### Short problem
Pull every line holding the string "enum" from the records below.
— start of Dataset rows —
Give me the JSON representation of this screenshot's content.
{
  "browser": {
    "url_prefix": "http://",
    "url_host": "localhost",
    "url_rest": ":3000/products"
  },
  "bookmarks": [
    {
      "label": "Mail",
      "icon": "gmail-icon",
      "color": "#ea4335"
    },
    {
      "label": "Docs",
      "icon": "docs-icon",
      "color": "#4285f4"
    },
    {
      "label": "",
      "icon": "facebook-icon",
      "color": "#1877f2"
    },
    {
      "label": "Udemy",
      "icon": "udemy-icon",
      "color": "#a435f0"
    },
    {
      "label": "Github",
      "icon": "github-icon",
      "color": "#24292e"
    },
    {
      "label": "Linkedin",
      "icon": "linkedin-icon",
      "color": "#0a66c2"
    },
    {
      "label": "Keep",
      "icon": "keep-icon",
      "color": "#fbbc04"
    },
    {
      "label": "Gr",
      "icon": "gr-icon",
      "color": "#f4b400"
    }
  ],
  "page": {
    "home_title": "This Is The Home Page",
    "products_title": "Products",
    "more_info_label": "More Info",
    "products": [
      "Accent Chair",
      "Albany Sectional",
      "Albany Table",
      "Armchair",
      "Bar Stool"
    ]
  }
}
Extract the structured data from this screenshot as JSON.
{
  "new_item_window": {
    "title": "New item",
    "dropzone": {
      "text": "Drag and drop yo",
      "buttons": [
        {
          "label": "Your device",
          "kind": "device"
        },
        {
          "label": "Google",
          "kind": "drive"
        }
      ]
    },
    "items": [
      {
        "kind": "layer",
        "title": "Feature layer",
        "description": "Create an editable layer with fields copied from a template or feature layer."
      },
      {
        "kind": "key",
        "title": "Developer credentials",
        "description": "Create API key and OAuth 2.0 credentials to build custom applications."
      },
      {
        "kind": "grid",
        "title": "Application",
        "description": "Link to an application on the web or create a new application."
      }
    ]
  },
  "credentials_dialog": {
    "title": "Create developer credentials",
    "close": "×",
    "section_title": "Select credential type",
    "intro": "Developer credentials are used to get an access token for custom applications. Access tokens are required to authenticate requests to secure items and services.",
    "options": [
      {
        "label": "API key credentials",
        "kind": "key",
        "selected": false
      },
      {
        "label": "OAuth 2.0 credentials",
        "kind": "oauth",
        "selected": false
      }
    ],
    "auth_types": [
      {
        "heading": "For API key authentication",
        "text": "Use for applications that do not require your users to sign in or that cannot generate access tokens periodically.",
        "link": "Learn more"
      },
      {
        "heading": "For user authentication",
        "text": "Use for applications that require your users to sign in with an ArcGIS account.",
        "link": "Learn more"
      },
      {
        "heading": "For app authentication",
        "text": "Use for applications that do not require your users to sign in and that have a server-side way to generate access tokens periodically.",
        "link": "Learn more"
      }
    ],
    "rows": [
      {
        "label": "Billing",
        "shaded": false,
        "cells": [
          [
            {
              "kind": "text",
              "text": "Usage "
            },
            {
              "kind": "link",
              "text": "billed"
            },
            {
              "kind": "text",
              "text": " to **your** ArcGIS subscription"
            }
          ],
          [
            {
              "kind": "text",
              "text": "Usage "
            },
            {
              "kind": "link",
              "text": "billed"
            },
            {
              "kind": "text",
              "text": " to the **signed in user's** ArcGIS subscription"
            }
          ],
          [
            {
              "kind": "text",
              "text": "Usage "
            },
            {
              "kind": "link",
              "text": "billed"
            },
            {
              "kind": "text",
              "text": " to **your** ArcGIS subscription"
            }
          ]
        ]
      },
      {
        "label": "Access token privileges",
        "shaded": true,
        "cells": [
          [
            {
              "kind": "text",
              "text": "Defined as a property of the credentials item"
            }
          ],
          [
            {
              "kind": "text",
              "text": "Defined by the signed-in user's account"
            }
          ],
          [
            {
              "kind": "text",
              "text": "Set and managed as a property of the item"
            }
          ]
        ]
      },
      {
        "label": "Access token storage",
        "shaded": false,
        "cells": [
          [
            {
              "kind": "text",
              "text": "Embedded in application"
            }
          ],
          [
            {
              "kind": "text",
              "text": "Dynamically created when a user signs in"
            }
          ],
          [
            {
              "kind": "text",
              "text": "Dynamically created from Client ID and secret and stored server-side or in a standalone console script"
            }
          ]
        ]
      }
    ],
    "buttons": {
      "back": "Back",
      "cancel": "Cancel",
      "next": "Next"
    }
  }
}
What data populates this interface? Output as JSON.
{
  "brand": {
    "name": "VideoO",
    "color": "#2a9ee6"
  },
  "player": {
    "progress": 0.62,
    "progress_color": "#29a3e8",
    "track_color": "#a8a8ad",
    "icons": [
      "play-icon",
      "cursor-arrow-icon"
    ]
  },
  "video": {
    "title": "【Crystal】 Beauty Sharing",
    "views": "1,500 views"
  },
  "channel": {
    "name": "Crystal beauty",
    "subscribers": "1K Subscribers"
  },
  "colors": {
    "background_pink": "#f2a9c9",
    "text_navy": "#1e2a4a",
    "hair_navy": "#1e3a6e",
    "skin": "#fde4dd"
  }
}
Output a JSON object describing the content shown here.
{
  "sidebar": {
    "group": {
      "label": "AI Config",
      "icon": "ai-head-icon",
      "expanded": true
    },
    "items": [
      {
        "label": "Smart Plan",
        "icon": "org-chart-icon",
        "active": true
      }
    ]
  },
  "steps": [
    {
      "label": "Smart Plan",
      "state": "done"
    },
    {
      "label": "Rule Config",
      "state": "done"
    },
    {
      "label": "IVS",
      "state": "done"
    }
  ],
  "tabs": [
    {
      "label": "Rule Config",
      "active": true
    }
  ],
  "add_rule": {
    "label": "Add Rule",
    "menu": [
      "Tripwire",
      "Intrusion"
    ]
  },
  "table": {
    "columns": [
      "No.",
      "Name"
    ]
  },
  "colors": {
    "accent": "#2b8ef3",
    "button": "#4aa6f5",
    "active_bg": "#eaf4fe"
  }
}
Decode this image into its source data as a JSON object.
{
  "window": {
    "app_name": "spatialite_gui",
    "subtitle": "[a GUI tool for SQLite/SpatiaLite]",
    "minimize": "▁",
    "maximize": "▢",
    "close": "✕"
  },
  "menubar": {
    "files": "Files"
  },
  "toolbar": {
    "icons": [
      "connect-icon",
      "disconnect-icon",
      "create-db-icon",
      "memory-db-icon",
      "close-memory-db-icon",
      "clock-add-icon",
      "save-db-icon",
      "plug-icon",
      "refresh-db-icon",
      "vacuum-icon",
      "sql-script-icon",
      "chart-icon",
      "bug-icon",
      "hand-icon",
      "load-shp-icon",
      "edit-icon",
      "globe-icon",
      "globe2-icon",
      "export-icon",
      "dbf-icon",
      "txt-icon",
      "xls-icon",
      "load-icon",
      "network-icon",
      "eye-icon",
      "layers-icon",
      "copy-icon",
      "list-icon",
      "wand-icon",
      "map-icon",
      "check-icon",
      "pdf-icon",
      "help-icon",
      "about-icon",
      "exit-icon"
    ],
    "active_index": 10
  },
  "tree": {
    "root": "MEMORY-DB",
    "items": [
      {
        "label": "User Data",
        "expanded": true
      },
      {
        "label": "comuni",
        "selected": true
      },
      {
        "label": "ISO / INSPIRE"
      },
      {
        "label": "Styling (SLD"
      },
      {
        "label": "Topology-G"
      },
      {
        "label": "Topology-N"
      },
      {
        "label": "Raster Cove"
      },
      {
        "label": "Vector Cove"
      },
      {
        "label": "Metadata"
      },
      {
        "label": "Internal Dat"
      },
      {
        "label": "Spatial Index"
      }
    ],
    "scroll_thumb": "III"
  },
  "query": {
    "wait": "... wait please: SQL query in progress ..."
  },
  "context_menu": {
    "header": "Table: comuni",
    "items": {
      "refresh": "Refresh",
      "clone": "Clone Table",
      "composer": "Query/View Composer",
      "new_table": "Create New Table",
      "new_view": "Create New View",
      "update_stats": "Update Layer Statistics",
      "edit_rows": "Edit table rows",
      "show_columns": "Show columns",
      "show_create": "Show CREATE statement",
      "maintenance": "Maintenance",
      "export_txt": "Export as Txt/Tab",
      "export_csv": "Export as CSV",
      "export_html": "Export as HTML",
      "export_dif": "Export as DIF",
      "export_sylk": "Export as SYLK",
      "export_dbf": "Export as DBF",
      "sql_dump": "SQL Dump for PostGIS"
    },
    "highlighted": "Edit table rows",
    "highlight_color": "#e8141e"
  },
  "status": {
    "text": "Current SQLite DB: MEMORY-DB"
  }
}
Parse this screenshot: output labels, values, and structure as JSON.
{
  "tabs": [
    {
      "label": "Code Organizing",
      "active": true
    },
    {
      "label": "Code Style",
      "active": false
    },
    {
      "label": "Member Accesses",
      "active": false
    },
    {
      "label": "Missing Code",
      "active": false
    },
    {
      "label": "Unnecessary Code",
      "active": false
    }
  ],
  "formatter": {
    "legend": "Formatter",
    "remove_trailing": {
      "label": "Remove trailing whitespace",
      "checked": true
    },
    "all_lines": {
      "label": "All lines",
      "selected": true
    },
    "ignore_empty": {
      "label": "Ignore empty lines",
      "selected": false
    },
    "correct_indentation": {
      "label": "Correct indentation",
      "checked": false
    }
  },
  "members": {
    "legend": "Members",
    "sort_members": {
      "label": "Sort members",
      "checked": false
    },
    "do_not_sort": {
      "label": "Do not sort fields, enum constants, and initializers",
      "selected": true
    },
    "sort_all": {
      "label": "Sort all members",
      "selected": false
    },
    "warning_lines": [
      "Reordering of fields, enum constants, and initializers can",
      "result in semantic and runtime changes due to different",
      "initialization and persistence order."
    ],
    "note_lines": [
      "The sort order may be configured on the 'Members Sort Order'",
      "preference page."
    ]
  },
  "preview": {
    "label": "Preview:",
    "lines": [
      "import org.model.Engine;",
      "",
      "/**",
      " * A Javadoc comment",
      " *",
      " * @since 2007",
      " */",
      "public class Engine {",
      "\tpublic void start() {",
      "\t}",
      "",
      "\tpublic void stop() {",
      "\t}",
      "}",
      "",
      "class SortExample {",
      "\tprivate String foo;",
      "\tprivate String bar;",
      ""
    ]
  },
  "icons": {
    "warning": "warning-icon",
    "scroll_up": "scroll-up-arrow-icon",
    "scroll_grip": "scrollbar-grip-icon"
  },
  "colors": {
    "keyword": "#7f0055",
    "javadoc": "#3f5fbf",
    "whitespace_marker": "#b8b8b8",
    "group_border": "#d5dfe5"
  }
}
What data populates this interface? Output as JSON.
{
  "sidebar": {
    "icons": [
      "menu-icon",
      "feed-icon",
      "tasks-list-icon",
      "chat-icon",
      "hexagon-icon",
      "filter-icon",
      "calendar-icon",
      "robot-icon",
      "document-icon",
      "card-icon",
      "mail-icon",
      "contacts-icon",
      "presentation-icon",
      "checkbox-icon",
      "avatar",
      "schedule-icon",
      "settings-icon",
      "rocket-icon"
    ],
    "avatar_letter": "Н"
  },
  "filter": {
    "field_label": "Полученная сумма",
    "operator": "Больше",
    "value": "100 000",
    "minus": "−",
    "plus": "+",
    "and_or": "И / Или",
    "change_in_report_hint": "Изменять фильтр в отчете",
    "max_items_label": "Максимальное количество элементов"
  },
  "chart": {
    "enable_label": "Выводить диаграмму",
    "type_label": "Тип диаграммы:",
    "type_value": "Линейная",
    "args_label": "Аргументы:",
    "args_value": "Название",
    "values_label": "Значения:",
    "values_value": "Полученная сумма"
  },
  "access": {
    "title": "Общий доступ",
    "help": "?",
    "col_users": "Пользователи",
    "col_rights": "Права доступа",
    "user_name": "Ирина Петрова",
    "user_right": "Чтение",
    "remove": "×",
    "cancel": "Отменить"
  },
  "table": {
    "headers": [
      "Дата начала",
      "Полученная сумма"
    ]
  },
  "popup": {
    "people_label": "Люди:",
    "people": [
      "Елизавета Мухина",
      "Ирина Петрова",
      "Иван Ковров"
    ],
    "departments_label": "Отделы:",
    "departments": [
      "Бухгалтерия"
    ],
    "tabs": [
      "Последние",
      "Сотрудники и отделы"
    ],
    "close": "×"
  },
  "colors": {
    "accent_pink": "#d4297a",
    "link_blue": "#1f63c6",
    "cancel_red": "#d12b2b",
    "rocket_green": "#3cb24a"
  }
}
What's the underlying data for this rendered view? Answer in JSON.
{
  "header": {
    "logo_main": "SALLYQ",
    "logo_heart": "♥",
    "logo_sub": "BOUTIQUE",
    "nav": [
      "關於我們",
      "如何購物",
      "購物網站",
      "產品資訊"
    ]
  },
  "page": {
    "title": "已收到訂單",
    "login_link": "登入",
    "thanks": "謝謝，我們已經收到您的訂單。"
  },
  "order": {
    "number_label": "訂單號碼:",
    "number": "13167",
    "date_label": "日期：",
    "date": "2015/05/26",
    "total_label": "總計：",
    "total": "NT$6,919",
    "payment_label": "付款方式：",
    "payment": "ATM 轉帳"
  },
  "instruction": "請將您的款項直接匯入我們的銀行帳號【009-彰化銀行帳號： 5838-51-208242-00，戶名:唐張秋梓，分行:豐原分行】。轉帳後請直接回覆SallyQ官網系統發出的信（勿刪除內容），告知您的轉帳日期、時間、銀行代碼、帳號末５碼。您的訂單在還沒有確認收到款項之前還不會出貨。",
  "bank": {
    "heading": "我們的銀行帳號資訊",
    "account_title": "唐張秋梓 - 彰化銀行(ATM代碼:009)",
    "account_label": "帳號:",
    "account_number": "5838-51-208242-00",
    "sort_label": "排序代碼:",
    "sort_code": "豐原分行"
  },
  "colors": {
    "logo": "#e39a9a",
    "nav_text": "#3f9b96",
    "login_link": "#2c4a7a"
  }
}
— end of Dataset rows —
### Task answer
      "label": "Do not sort fields, enum constants, and initializers",
      "Reordering of fields, enum constants, and initializers can",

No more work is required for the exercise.